Data records:
= = = = =
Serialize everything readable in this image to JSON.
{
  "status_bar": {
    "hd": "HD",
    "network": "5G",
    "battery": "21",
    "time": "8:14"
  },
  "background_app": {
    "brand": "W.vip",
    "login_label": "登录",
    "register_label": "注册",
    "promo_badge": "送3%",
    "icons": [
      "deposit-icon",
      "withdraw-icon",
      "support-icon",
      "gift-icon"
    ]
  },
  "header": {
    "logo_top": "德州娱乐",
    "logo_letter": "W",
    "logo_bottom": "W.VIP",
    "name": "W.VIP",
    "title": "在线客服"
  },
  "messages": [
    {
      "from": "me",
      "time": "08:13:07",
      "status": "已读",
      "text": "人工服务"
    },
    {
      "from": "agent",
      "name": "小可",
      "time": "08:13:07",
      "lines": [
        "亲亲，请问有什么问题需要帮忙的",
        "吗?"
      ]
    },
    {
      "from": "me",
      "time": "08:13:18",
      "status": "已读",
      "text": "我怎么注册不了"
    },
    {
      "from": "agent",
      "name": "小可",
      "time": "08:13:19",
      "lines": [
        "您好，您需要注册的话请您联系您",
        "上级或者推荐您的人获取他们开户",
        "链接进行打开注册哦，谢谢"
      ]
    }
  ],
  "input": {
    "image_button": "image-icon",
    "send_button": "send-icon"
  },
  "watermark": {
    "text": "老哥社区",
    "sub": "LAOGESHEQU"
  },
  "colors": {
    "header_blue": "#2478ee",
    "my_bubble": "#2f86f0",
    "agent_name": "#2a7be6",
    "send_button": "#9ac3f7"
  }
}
= = = = =
Send back every record, precisely as written.

Serialize everything readable in this image to JSON.
{
  "status_bar": {
    "hd": "HD",
    "network": "5G",
    "battery": "21",
    "time": "8:14"
  },
  "background_app": {
    "brand": "W.vip",
    "login_label": "登录",
    "register_label": "注册",
    "promo_badge": "送3%",
    "icons": [
      "deposit-icon",
      "withdraw-icon",
      "support-icon",
      "gift-icon"
    ]
  },
  "header": {
    "logo_top": "德州娱乐",
    "logo_letter": "W",
    "logo_bottom": "W.VIP",
    "name": "W.VIP",
    "title": "在线客服"
  },
  "messages": [
    {
      "from": "me",
      "time": "08:13:07",
      "status": "已读",
      "text": "人工服务"
    },
    {
      "from": "agent",
      "name": "小可",
      "time": "08:13:07",
      "lines": [
        "亲亲，请问有什么问题需要帮忙的",
        "吗?"
      ]
    },
    {
      "from": "me",
      "time": "08:13:18",
      "status": "已读",
      "text": "我怎么注册不了"
    },
    {
      "from": "agent",
      "name": "小可",
      "time": "08:13:19",
      "lines": [
        "您好，您需要注册的话请您联系您",
        "上级或者推荐您的人获取他们开户",
        "链接进行打开注册哦，谢谢"
      ]
    }
  ],
  "input": {
    "image_button": "image-icon",
    "send_button": "send-icon"
  },
  "watermark": {
    "text": "老哥社区",
    "sub": "LAOGESHEQU"
  },
  "colors": {
    "header_blue": "#2478ee",
    "my_bubble": "#2f86f0",
    "agent_name": "#2a7be6",
    "send_button": "#9ac3f7"
  }
}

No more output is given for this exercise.